What this task involves:
Reproduce the listing below verbatim.

Data:

--

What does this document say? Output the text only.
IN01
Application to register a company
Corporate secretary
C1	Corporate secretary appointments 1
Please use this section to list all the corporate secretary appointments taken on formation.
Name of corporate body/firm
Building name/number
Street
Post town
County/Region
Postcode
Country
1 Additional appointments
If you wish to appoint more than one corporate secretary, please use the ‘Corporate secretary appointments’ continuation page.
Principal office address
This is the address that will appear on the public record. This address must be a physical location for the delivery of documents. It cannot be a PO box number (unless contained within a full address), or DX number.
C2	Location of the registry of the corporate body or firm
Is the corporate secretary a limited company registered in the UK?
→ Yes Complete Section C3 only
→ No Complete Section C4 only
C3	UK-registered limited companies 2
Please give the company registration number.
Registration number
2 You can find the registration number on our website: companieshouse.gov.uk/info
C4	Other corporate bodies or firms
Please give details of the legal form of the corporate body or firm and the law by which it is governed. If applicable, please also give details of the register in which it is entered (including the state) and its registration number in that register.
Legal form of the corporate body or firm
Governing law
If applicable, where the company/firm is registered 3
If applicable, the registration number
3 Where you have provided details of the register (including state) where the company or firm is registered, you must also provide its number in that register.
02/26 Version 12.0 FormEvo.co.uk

--

Task answer:
What does this document say? Output the text only.
IN01
Application to register a company
Corporate secretary
C1	Corporate secretary appointments 1
Please use this section to list all the corporate secretary appointments taken on formation.
Name of corporate body/firm
Building name/number
Street
Post town
County/Region
Postcode
Country
1 Additional appointments
If you wish to appoint more than one corporate secretary, please use the ‘Corporate secretary appointments’ continuation page.
Principal office address
This is the address that will appear on the public record. This address must be a physical location for the delivery of documents. It cannot be a PO box number (unless contained within a full address), or DX number.
C2	Location of the registry of the corporate body or firm
Is the corporate secretary a limited company registered in the UK?
→ Yes Complete Section C3 only
→ No Complete Section C4 only
C3	UK-registered limited companies 2
Please give the company registration number.
Registration number
2 You can find the registration number on our website: companieshouse.gov.uk/info
C4	Other corporate bodies or firms
Please give details of the legal form of the corporate body or firm and the law by which it is governed. If applicable, please also give details of the register in which it is entered (including the state) and its registration number in that register.
Legal form of the corporate body or firm
Governing law
If applicable, where the company/firm is registered 3
If applicable, the registration number
3 Where you have provided details of the register (including state) where the company or firm is registered, you must also provide its number in that register.
02/26 Version 12.0 FormEvo.co.uk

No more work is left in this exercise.